■ Data excerpts ■
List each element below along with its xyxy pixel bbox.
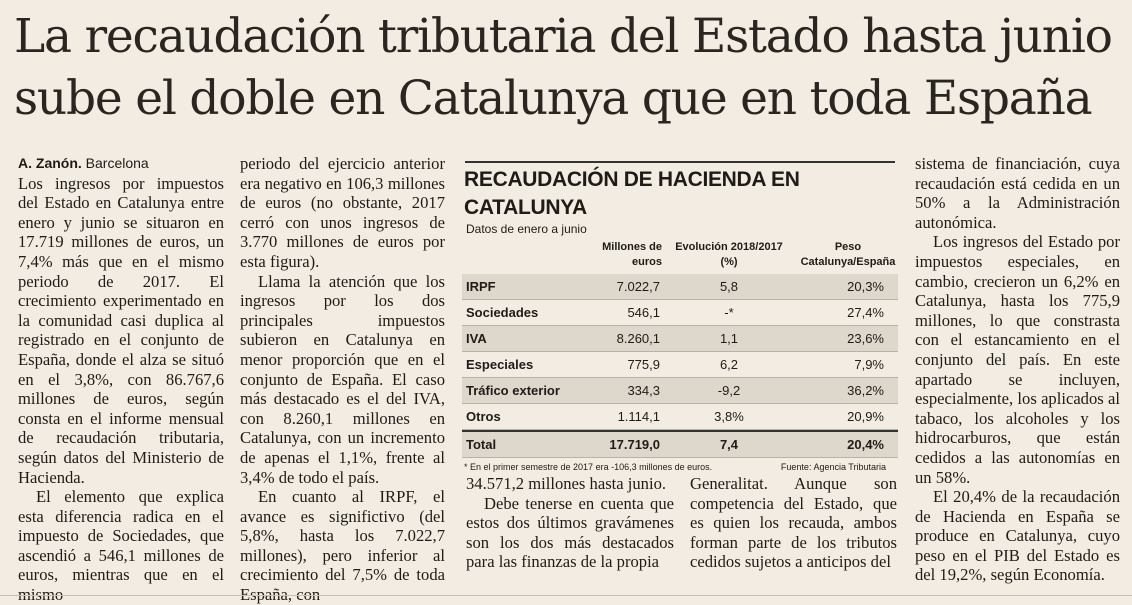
- cell-peso: 27,4%: [847, 305, 884, 320]
- cell-peso: 23,6%: [847, 331, 884, 346]
- cell-millones: 7.022,7: [616, 279, 660, 294]
- table-row: Especiales 775,9 6,2 7,9%: [462, 352, 898, 378]
- table-row: Otros 1.114,1 3,8% 20,9%: [462, 404, 898, 430]
- cell-evolucion: 1,1: [719, 331, 739, 346]
- row-label: Otros: [466, 409, 501, 424]
- row-label: IVA: [466, 331, 487, 346]
- table-footnote: * En el primer semestre de 2017 era -106…: [464, 462, 713, 472]
- table-subtitle: Datos de enero a junio: [466, 222, 587, 236]
- headline-line-2: sube el doble en Catalunya que en toda E…: [14, 71, 1093, 126]
- table-footer: * En el primer semestre de 2017 era -106…: [462, 460, 898, 474]
- article-column-4: Generalitat. Aunque son competencia del …: [690, 474, 897, 572]
- cell-peso: 20,4%: [847, 437, 884, 452]
- table-row: Sociedades 546,1 -* 27,4%: [462, 300, 898, 326]
- paragraph: En cuanto al IRPF, el avance es signific…: [240, 487, 445, 605]
- data-table-box: RECAUDACIÓN DE HACIENDA EN CATALUNYA Dat…: [462, 166, 898, 474]
- article-column-5: sistema de financiación, cuya recaudació…: [915, 154, 1120, 585]
- cell-evolucion: 3,8%: [714, 409, 744, 424]
- table-top-rule: [465, 161, 895, 163]
- table-row: Tráfico exterior 334,3 -9,2 36,2%: [462, 378, 898, 404]
- article-column-3: 34.571,2 millones hasta junio. Debe tene…: [466, 474, 674, 572]
- row-label: Sociedades: [466, 305, 539, 320]
- article-column-1: A. Zanón. Barcelona Los ingresos por imp…: [18, 154, 224, 605]
- row-label: Total: [466, 437, 497, 452]
- cell-peso: 20,3%: [847, 279, 884, 294]
- byline: A. Zanón. Barcelona: [18, 154, 224, 174]
- cell-evolucion: 7,4: [719, 437, 739, 452]
- cell-millones: 775,9: [627, 357, 660, 372]
- cell-millones: 334,3: [627, 383, 660, 398]
- paragraph: periodo del ejercicio anterior era negat…: [240, 154, 445, 271]
- cell-millones: 546,1: [627, 305, 660, 320]
- paragraph: 34.571,2 millones hasta junio.: [466, 474, 667, 493]
- table-title: RECAUDACIÓN DE HACIENDA EN CATALUNYA: [464, 168, 800, 219]
- cell-millones: 1.114,1: [617, 409, 660, 424]
- row-label: Especiales: [466, 357, 534, 372]
- page-bottom-rule: [0, 595, 1132, 596]
- paragraph: El elemento que explica esta diferencia …: [18, 487, 224, 605]
- cell-evolucion: 6,2: [719, 357, 739, 372]
- table-header: Millones de euros Evolución 2018/2017 (%…: [462, 236, 898, 274]
- paragraph: Los ingresos del Estado por impuestos es…: [915, 232, 1120, 487]
- table-row: IRPF 7.022,7 5,8 20,3%: [462, 274, 898, 300]
- cell-peso: 7,9%: [854, 357, 884, 372]
- paragraph: sistema de financiación, cuya recaudació…: [915, 154, 1120, 232]
- paragraph: El 20,4% de la recaudación de Hacienda e…: [915, 487, 1120, 585]
- paragraph: Debe tenerse en cuenta que estos dos últ…: [466, 493, 674, 572]
- paragraph: Llama la atención que los ingresos por l…: [240, 271, 445, 487]
- byline-author: A. Zanón.: [18, 155, 82, 171]
- article-column-2: periodo del ejercicio anterior era negat…: [240, 154, 445, 605]
- header-peso: Peso Catalunya/España: [800, 241, 896, 268]
- table-row-total: Total 17.719,0 7,4 20,4%: [462, 430, 898, 458]
- table-source: Fuente: Agencia Tributaria: [780, 462, 886, 472]
- table-row: IVA 8.260,1 1,1 23,6%: [462, 326, 898, 352]
- cell-evolucion: -9,2: [717, 383, 741, 398]
- cell-peso: 36,2%: [847, 383, 884, 398]
- cell-peso: 20,9%: [847, 409, 884, 424]
- byline-place: Barcelona: [85, 155, 149, 171]
- cell-millones: 8.260,1: [616, 331, 660, 346]
- header-millones: Millones de euros: [602, 241, 662, 268]
- cell-evolucion: 5,8: [719, 279, 739, 294]
- headline: La recaudación tributaria del Estado has…: [14, 6, 1124, 130]
- row-label: IRPF: [466, 279, 496, 294]
- headline-line-1: La recaudación tributaria del Estado has…: [14, 9, 1113, 64]
- cell-millones: 17.719,0: [609, 437, 660, 452]
- paragraph: Los ingresos por impuestos del Estado en…: [18, 173, 224, 487]
- paragraph: Generalitat. Aunque son competencia del …: [690, 474, 897, 572]
- cell-evolucion: -*: [724, 305, 734, 320]
- header-evolucion: Evolución 2018/2017 (%): [675, 241, 783, 268]
- row-label: Tráfico exterior: [466, 383, 560, 398]
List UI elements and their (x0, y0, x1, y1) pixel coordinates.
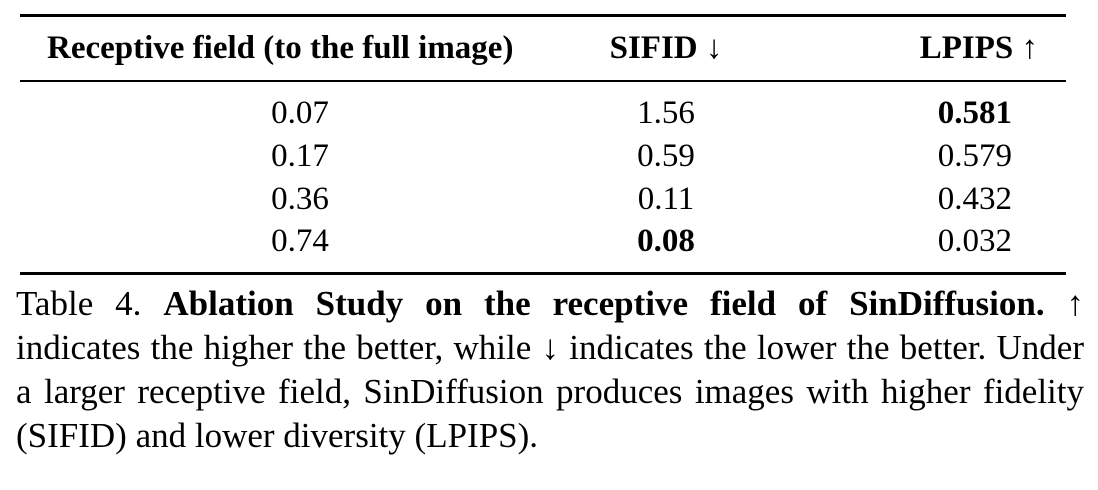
cell-sifid: 0.59 (637, 138, 695, 174)
cell-receptive-field: 0.74 (271, 223, 329, 259)
cell-sifid-best: 0.08 (637, 223, 695, 259)
cell-sifid: 1.56 (637, 95, 695, 131)
table-caption: Table 4. Ablation Study on the receptive… (16, 282, 1084, 458)
caption-label: Table 4. (16, 284, 142, 323)
bottom-rule (20, 272, 1066, 275)
cell-lpips-best: 0.581 (937, 95, 1012, 131)
caption-title: Ablation Study on the receptive field of… (163, 284, 1045, 323)
cell-lpips: 0.579 (937, 138, 1012, 174)
caption-body: ↑ indicates the higher the better, while… (16, 284, 1085, 455)
header-rule (20, 80, 1066, 82)
cell-lpips: 0.032 (937, 223, 1012, 259)
cell-sifid: 0.11 (637, 181, 695, 217)
cell-receptive-field: 0.07 (271, 95, 329, 131)
top-rule (20, 14, 1066, 17)
header-receptive-field: Receptive field (to the full image) (47, 30, 514, 66)
header-sifid: SIFID ↓ (609, 30, 723, 66)
cell-receptive-field: 0.17 (271, 138, 329, 174)
cell-lpips: 0.432 (937, 181, 1012, 217)
cell-receptive-field: 0.36 (271, 181, 329, 217)
header-lpips: LPIPS ↑ (919, 30, 1038, 66)
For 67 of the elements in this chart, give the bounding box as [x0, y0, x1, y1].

■ Given problem ■
Write out all of the lines above word for word, leaving out the pictures.

■ Completed exercise ■
List each element below along with its xyxy pixel bbox.
- cell-peso: 27,4%: [847, 305, 884, 320]
- cell-peso: 23,6%: [847, 331, 884, 346]
- cell-millones: 7.022,7: [616, 279, 660, 294]
- table-row: Especiales 775,9 6,2 7,9%: [462, 352, 898, 378]
- table-row: Otros 1.114,1 3,8% 20,9%: [462, 404, 898, 430]
- cell-evolucion: 1,1: [719, 331, 739, 346]
- row-label: Otros: [466, 409, 501, 424]
- row-label: IVA: [466, 331, 487, 346]
- table-footnote: * En el primer semestre de 2017 era -106…: [464, 462, 713, 472]
- table-subtitle: Datos de enero a junio: [466, 222, 587, 236]
- headline-line-2: sube el doble en Catalunya que en toda E…: [14, 71, 1093, 126]
- table-footer: * En el primer semestre de 2017 era -106…: [462, 460, 898, 474]
- article-column-4: Generalitat. Aunque son competencia del …: [690, 474, 897, 572]
- cell-peso: 20,4%: [847, 437, 884, 452]
- table-row: Sociedades 546,1 -* 27,4%: [462, 300, 898, 326]
- paragraph: En cuanto al IRPF, el avance es signific…: [240, 487, 445, 605]
- data-table-box: RECAUDACIÓN DE HACIENDA EN CATALUNYA Dat…: [462, 166, 898, 474]
- article-column-5: sistema de financiación, cuya recaudació…: [915, 154, 1120, 585]
- cell-evolucion: 3,8%: [714, 409, 744, 424]
- table-top-rule: [465, 161, 895, 163]
- table-row: Tráfico exterior 334,3 -9,2 36,2%: [462, 378, 898, 404]
- article-column-3: 34.571,2 millones hasta junio. Debe tene…: [466, 474, 674, 572]
- row-label: Sociedades: [466, 305, 539, 320]
- article-column-1: A. Zanón. Barcelona Los ingresos por imp…: [18, 154, 224, 605]
- row-label: Total: [466, 437, 497, 452]
- cell-peso: 20,3%: [847, 279, 884, 294]
- byline: A. Zanón. Barcelona: [18, 154, 224, 174]
- cell-evolucion: 7,4: [719, 437, 739, 452]
- cell-millones: 775,9: [627, 357, 660, 372]
- cell-millones: 334,3: [627, 383, 660, 398]
- paragraph: periodo del ejercicio anterior era negat…: [240, 154, 445, 271]
- cell-millones: 546,1: [627, 305, 660, 320]
- paragraph: 34.571,2 millones hasta junio.: [466, 474, 667, 493]
- table-title: RECAUDACIÓN DE HACIENDA EN CATALUNYA: [464, 168, 800, 219]
- cell-millones: 1.114,1: [617, 409, 660, 424]
- row-label: Especiales: [466, 357, 534, 372]
- page-bottom-rule: [0, 595, 1132, 596]
- paragraph: El elemento que explica esta diferencia …: [18, 487, 224, 605]
- cell-evolucion: 6,2: [719, 357, 739, 372]
- table-header: Millones de euros Evolución 2018/2017 (%…: [462, 236, 898, 274]
- paragraph: Los ingresos del Estado por impuestos es…: [915, 232, 1120, 487]
- table-row: IRPF 7.022,7 5,8 20,3%: [462, 274, 898, 300]
- cell-peso: 7,9%: [854, 357, 884, 372]
- paragraph: sistema de financiación, cuya recaudació…: [915, 154, 1120, 232]
- paragraph: El 20,4% de la recaudación de Hacienda e…: [915, 487, 1120, 585]
- paragraph: Debe tenerse en cuenta que estos dos últ…: [466, 493, 674, 572]
- paragraph: Llama la atención que los ingresos por l…: [240, 271, 445, 487]
- byline-author: A. Zanón.: [18, 155, 82, 171]
- article-column-2: periodo del ejercicio anterior era negat…: [240, 154, 445, 605]
- header-peso: Peso Catalunya/España: [800, 241, 896, 268]
- table-row-total: Total 17.719,0 7,4 20,4%: [462, 430, 898, 458]
- table-source: Fuente: Agencia Tributaria: [780, 462, 886, 472]
- table-row: IVA 8.260,1 1,1 23,6%: [462, 326, 898, 352]
- cell-evolucion: -9,2: [717, 383, 741, 398]
- cell-peso: 36,2%: [847, 383, 884, 398]
- cell-peso: 20,9%: [847, 409, 884, 424]
- byline-place: Barcelona: [85, 155, 149, 171]
- cell-millones: 8.260,1: [616, 331, 660, 346]
- header-millones: Millones de euros: [602, 241, 662, 268]
- cell-evolucion: 5,8: [719, 279, 739, 294]
- headline: La recaudación tributaria del Estado has…: [14, 6, 1124, 130]
- row-label: IRPF: [466, 279, 496, 294]
- headline-line-1: La recaudación tributaria del Estado has…: [14, 9, 1113, 64]
- cell-millones: 17.719,0: [609, 437, 660, 452]
- paragraph: Los ingresos por impuestos del Estado en…: [18, 173, 224, 487]
- paragraph: Generalitat. Aunque son competencia del …: [690, 474, 897, 572]
- cell-evolucion: -*: [724, 305, 734, 320]
- header-evolucion: Evolución 2018/2017 (%): [675, 241, 783, 268]
- row-label: Tráfico exterior: [466, 383, 560, 398]
List UI elements and their (x0, y0, x1, y1) pixel coordinates.
cell-sifid: 0.59 (637, 138, 695, 174)
cell-receptive-field: 0.74 (271, 223, 329, 259)
cell-sifid-best: 0.08 (637, 223, 695, 259)
cell-sifid: 1.56 (637, 95, 695, 131)
table-caption: Table 4. Ablation Study on the receptive… (16, 282, 1084, 458)
caption-label: Table 4. (16, 284, 142, 323)
bottom-rule (20, 272, 1066, 275)
cell-lpips-best: 0.581 (937, 95, 1012, 131)
caption-title: Ablation Study on the receptive field of… (163, 284, 1045, 323)
cell-lpips: 0.579 (937, 138, 1012, 174)
caption-body: ↑ indicates the higher the better, while… (16, 284, 1085, 455)
header-rule (20, 80, 1066, 82)
cell-lpips: 0.032 (937, 223, 1012, 259)
cell-sifid: 0.11 (637, 181, 695, 217)
cell-receptive-field: 0.07 (271, 95, 329, 131)
top-rule (20, 14, 1066, 17)
header-receptive-field: Receptive field (to the full image) (47, 30, 514, 66)
header-sifid: SIFID ↓ (609, 30, 723, 66)
cell-receptive-field: 0.17 (271, 138, 329, 174)
cell-lpips: 0.432 (937, 181, 1012, 217)
cell-receptive-field: 0.36 (271, 181, 329, 217)
header-lpips: LPIPS ↑ (919, 30, 1038, 66)
For 67 of the elements in this chart, give the bounding box as [x0, y0, x1, y1].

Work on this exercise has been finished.